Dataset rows
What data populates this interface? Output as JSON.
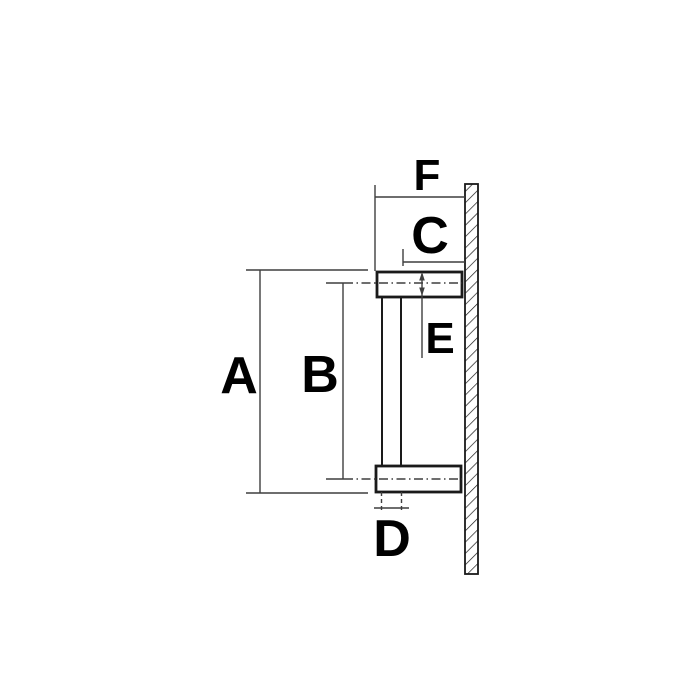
{
  "diagram": {
    "colors": {
      "background": "#ffffff",
      "outline": "#1a1a1a",
      "dimension": "#3f3f3f",
      "text": "#000000"
    },
    "labels": {
      "a": "A",
      "b": "B",
      "c": "C",
      "d": "D",
      "e": "E",
      "f": "F"
    }
  }
}
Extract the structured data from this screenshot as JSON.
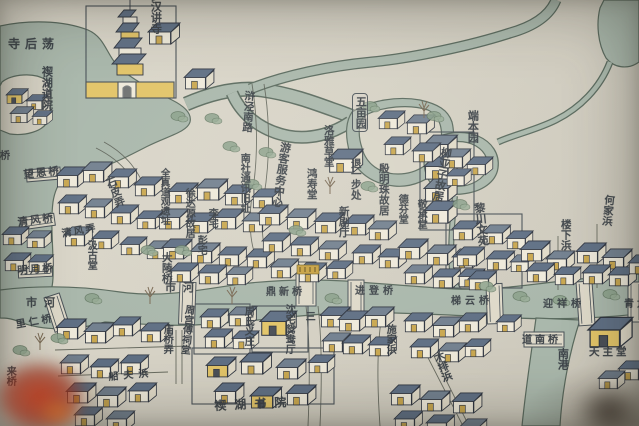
{
  "map": {
    "description_labels": "hand-painted Chinese town map photograph",
    "colors": {
      "paper": "#d8d4c6",
      "water": "#a9b7ab",
      "water_edge": "#5a6a5e",
      "ink": "#3a4046",
      "roof_blue": "#5f6f84",
      "roof_light": "#72808f",
      "wall_white": "#eee9da",
      "wall_yellow": "#e2c468",
      "door_yellow": "#c9a74f",
      "leaves_red": "#ba3a1c"
    },
    "labels": [
      {
        "id": "sihoudang-lake-label",
        "t": "寺后荡",
        "x": 8,
        "y": 38,
        "v": false,
        "s": 12,
        "r": 0,
        "sp": 5,
        "h": 0,
        "boxed": false
      },
      {
        "id": "xihu-daoyuan-label",
        "t": "禊湖道院",
        "x": 40,
        "y": 66,
        "v": true,
        "s": 11,
        "r": 0,
        "sp": 0,
        "h": 34,
        "boxed": false
      },
      {
        "id": "luohan-jiangsi-label",
        "t": "罗汉讲寺",
        "x": 149,
        "y": -10,
        "v": true,
        "s": 11,
        "r": 0,
        "sp": 0,
        "h": 0,
        "boxed": false
      },
      {
        "id": "hujing-south-road-label",
        "t": "浒泾南路",
        "x": 243,
        "y": 90,
        "v": true,
        "s": 10.5,
        "r": 4,
        "sp": 0,
        "h": 0,
        "boxed": false
      },
      {
        "id": "wumu-garden-label",
        "t": "五亩园",
        "x": 352,
        "y": 93,
        "v": true,
        "s": 11,
        "r": 0,
        "sp": 0,
        "h": 0,
        "boxed": true
      },
      {
        "id": "nanshe-site-label",
        "t": "南社通讯旧址",
        "x": 238,
        "y": 153,
        "v": true,
        "s": 10,
        "r": 0,
        "sp": 0,
        "h": 0,
        "boxed": false
      },
      {
        "id": "visitor-center-label",
        "t": "游客服务中心",
        "x": 279,
        "y": 141,
        "v": true,
        "s": 11,
        "r": 8,
        "sp": 0,
        "h": 0,
        "boxed": false
      },
      {
        "id": "luoya-caotang-label",
        "t": "洛雅草堂",
        "x": 322,
        "y": 125,
        "v": true,
        "s": 10.5,
        "r": 0,
        "sp": 0,
        "h": 0,
        "boxed": false
      },
      {
        "id": "hongshou-tang-label",
        "t": "鸿寿堂",
        "x": 305,
        "y": 168,
        "v": true,
        "s": 10.5,
        "r": 0,
        "sp": 0,
        "h": 0,
        "boxed": false
      },
      {
        "id": "tuiyibu-chu-label",
        "t": "退一步处",
        "x": 349,
        "y": 158,
        "v": true,
        "s": 10.5,
        "r": 0,
        "sp": 0,
        "h": 0,
        "boxed": false
      },
      {
        "id": "xinju-ting-label",
        "t": "新剧厅",
        "x": 337,
        "y": 206,
        "v": true,
        "s": 10.5,
        "r": 0,
        "sp": 0,
        "h": 0,
        "boxed": false
      },
      {
        "id": "yinmingzhu-guju-label",
        "t": "殷明珠故居",
        "x": 377,
        "y": 163,
        "v": true,
        "s": 10.5,
        "r": 0,
        "sp": 0,
        "h": 0,
        "boxed": false
      },
      {
        "id": "defen-tang-label",
        "t": "德芬堂",
        "x": 396,
        "y": 194,
        "v": true,
        "s": 10,
        "r": 0,
        "sp": 0,
        "h": 0,
        "boxed": false
      },
      {
        "id": "jingcheng-tang-label",
        "t": "敬承堂",
        "x": 415,
        "y": 199,
        "v": true,
        "s": 10,
        "r": 0,
        "sp": 0,
        "h": 0,
        "boxed": false
      },
      {
        "id": "liuyazi-guju-label",
        "t": "柳亚子故居",
        "x": 440,
        "y": 146,
        "v": true,
        "s": 11,
        "r": 10,
        "sp": 0,
        "h": 0,
        "boxed": false
      },
      {
        "id": "duanben-garden-label",
        "t": "端本园",
        "x": 466,
        "y": 110,
        "v": true,
        "s": 11,
        "r": 0,
        "sp": 0,
        "h": 0,
        "boxed": false
      },
      {
        "id": "lichuan-wenyuan-label",
        "t": "黎川文苑",
        "x": 472,
        "y": 203,
        "v": true,
        "s": 11,
        "r": -6,
        "sp": 0,
        "h": 0,
        "boxed": false
      },
      {
        "id": "hejia-bang-label",
        "t": "何家浜",
        "x": 603,
        "y": 194,
        "v": true,
        "s": 10.5,
        "r": 6,
        "sp": 0,
        "h": 0,
        "boxed": false
      },
      {
        "id": "louxia-bang-label",
        "t": "楼下浜",
        "x": 559,
        "y": 219,
        "v": true,
        "s": 10.5,
        "r": 0,
        "sp": 0,
        "h": 0,
        "boxed": false
      },
      {
        "id": "shipi-long-label",
        "t": "石皮弄",
        "x": 103,
        "y": 180,
        "v": true,
        "s": 10.5,
        "r": -22,
        "sp": 0,
        "h": 0,
        "boxed": false
      },
      {
        "id": "wangen-bridge-label",
        "t": "望恩桥",
        "x": 23,
        "y": 170,
        "v": false,
        "s": 10.5,
        "r": -6,
        "sp": 2,
        "h": 0,
        "boxed": false
      },
      {
        "id": "qingfeng-bridge-label",
        "t": "清风桥",
        "x": 17,
        "y": 218,
        "v": false,
        "s": 10.5,
        "r": -8,
        "sp": 2,
        "h": 0,
        "boxed": false
      },
      {
        "id": "qingfeng-long-label",
        "t": "清风弄",
        "x": 61,
        "y": 229,
        "v": false,
        "s": 10,
        "r": -10,
        "sp": 2,
        "h": 0,
        "boxed": false
      },
      {
        "id": "mingyue-bridge-label",
        "t": "明月桥",
        "x": 17,
        "y": 266,
        "v": false,
        "s": 10.5,
        "r": -4,
        "sp": 2,
        "h": 0,
        "boxed": false
      },
      {
        "id": "jigu-tang-label",
        "t": "汲古堂",
        "x": 85,
        "y": 240,
        "v": true,
        "s": 10,
        "r": 0,
        "sp": 0,
        "h": 0,
        "boxed": false
      },
      {
        "id": "quanzhen-daoguan-site-label",
        "t": "全真道观遗址",
        "x": 158,
        "y": 168,
        "v": true,
        "s": 9.5,
        "r": 0,
        "sp": 0,
        "h": 0,
        "boxed": false
      },
      {
        "id": "xudayuan-guju-label",
        "t": "徐达源故居",
        "x": 183,
        "y": 188,
        "v": true,
        "s": 10,
        "r": 0,
        "sp": 0,
        "h": 0,
        "boxed": false
      },
      {
        "id": "li-zhai-label",
        "t": "李宅",
        "x": 206,
        "y": 208,
        "v": true,
        "s": 10,
        "r": 0,
        "sp": 0,
        "h": 0,
        "boxed": false
      },
      {
        "id": "peng-zhai-label",
        "t": "彭宅",
        "x": 195,
        "y": 235,
        "v": true,
        "s": 10,
        "r": 0,
        "sp": 0,
        "h": 0,
        "boxed": false
      },
      {
        "id": "daling-bridge-label",
        "t": "大陵桥",
        "x": 160,
        "y": 252,
        "v": true,
        "s": 10.5,
        "r": 0,
        "sp": 0,
        "h": 0,
        "boxed": false
      },
      {
        "id": "shihe-river-west-label",
        "t": "市河",
        "x": 26,
        "y": 297,
        "v": false,
        "s": 11,
        "r": 0,
        "sp": 7,
        "h": 0,
        "boxed": false
      },
      {
        "id": "shihe-river-label",
        "t": "市河",
        "x": 165,
        "y": 282,
        "v": false,
        "s": 11,
        "r": 0,
        "sp": 7,
        "h": 0,
        "boxed": false
      },
      {
        "id": "dingxin-bridge-label",
        "t": "鼎新桥",
        "x": 266,
        "y": 287,
        "v": false,
        "s": 10,
        "r": 0,
        "sp": 3,
        "h": 0,
        "boxed": false
      },
      {
        "id": "jindeng-bridge-label",
        "t": "进登桥",
        "x": 355,
        "y": 286,
        "v": false,
        "s": 10,
        "r": 0,
        "sp": 4,
        "h": 0,
        "boxed": false
      },
      {
        "id": "tiyun-bridge-label",
        "t": "梯云桥",
        "x": 451,
        "y": 296,
        "v": false,
        "s": 10,
        "r": 0,
        "sp": 4,
        "h": 0,
        "boxed": false
      },
      {
        "id": "yingxiang-bridge-label",
        "t": "迎祥桥",
        "x": 543,
        "y": 299,
        "v": false,
        "s": 10,
        "r": 0,
        "sp": 4,
        "h": 0,
        "boxed": false
      },
      {
        "id": "qinglong-bridge-label",
        "t": "青龙桥",
        "x": 624,
        "y": 299,
        "v": false,
        "s": 10,
        "r": 0,
        "sp": 3,
        "h": 0,
        "boxed": false
      },
      {
        "id": "daonan-bridge-label",
        "t": "道南桥",
        "x": 522,
        "y": 335,
        "v": false,
        "s": 10,
        "r": 0,
        "sp": 3,
        "h": 0,
        "boxed": false
      },
      {
        "id": "nangang-river-label",
        "t": "南港",
        "x": 556,
        "y": 348,
        "v": true,
        "s": 11,
        "r": 0,
        "sp": 0,
        "h": 0,
        "boxed": false
      },
      {
        "id": "tianzhu-tang-label",
        "t": "天主堂",
        "x": 589,
        "y": 347,
        "v": false,
        "s": 10.5,
        "r": 0,
        "sp": 3,
        "h": 0,
        "boxed": false
      },
      {
        "id": "shenzhai-yuanyang-ting-label",
        "t": "沈宅鸳鸯厅",
        "x": 283,
        "y": 304,
        "v": true,
        "s": 10,
        "r": 0,
        "sp": 0,
        "h": 0,
        "boxed": false
      },
      {
        "id": "san-road-label",
        "t": "三",
        "x": 303,
        "y": 311,
        "v": true,
        "s": 10,
        "r": 0,
        "sp": 0,
        "h": 0,
        "boxed": false
      },
      {
        "id": "zhougongfu-citang-label",
        "t": "周宫傅祠堂",
        "x": 183,
        "y": 304,
        "v": true,
        "s": 10,
        "r": 6,
        "sp": 0,
        "h": 0,
        "boxed": false
      },
      {
        "id": "zhoushi-yizhuang-label",
        "t": "周氏义庄",
        "x": 242,
        "y": 306,
        "v": true,
        "s": 10,
        "r": 0,
        "sp": 0,
        "h": 0,
        "boxed": false
      },
      {
        "id": "miaoqiao-long-label",
        "t": "庙桥弄",
        "x": 161,
        "y": 324,
        "v": true,
        "s": 10,
        "r": 0,
        "sp": 0,
        "h": 0,
        "boxed": false
      },
      {
        "id": "xihu-shuyuan-label",
        "t": "禊湖书院",
        "x": 214,
        "y": 400,
        "v": false,
        "s": 12,
        "r": -3,
        "sp": 8,
        "h": 0,
        "boxed": false
      },
      {
        "id": "chuanfu-bang-label",
        "t": "船夫浜",
        "x": 108,
        "y": 372,
        "v": false,
        "s": 10,
        "r": -5,
        "sp": 5,
        "h": 0,
        "boxed": false
      },
      {
        "id": "shijia-bang-label",
        "t": "施家浜",
        "x": 384,
        "y": 324,
        "v": true,
        "s": 10,
        "r": 0,
        "sp": 0,
        "h": 0,
        "boxed": false
      },
      {
        "id": "mupai-bang-label",
        "t": "木排浜",
        "x": 431,
        "y": 354,
        "v": true,
        "s": 10.5,
        "r": -20,
        "sp": 0,
        "h": 0,
        "boxed": false
      },
      {
        "id": "liren-bridge-label",
        "t": "里仁桥",
        "x": 15,
        "y": 320,
        "v": false,
        "s": 10,
        "r": -10,
        "sp": 3,
        "h": 0,
        "boxed": false
      },
      {
        "id": "lai-bridge-partial-label",
        "t": "来桥",
        "x": 4,
        "y": 366,
        "v": true,
        "s": 10,
        "r": 0,
        "sp": 0,
        "h": 0,
        "boxed": false
      },
      {
        "id": "bridge-partial-west-label",
        "t": "桥",
        "x": 0,
        "y": 151,
        "v": false,
        "s": 10,
        "r": 0,
        "sp": 0,
        "h": 0,
        "boxed": false
      }
    ]
  }
}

■ What you are asked to do:
Above are the records. Copy every line in them holding "bang".

■ Response for this exercise:
        "id": "hejia-bang-label",
        "id": "louxia-bang-label",
        "id": "chuanfu-bang-label",
        "id": "shijia-bang-label",
        "id": "mupai-bang-label",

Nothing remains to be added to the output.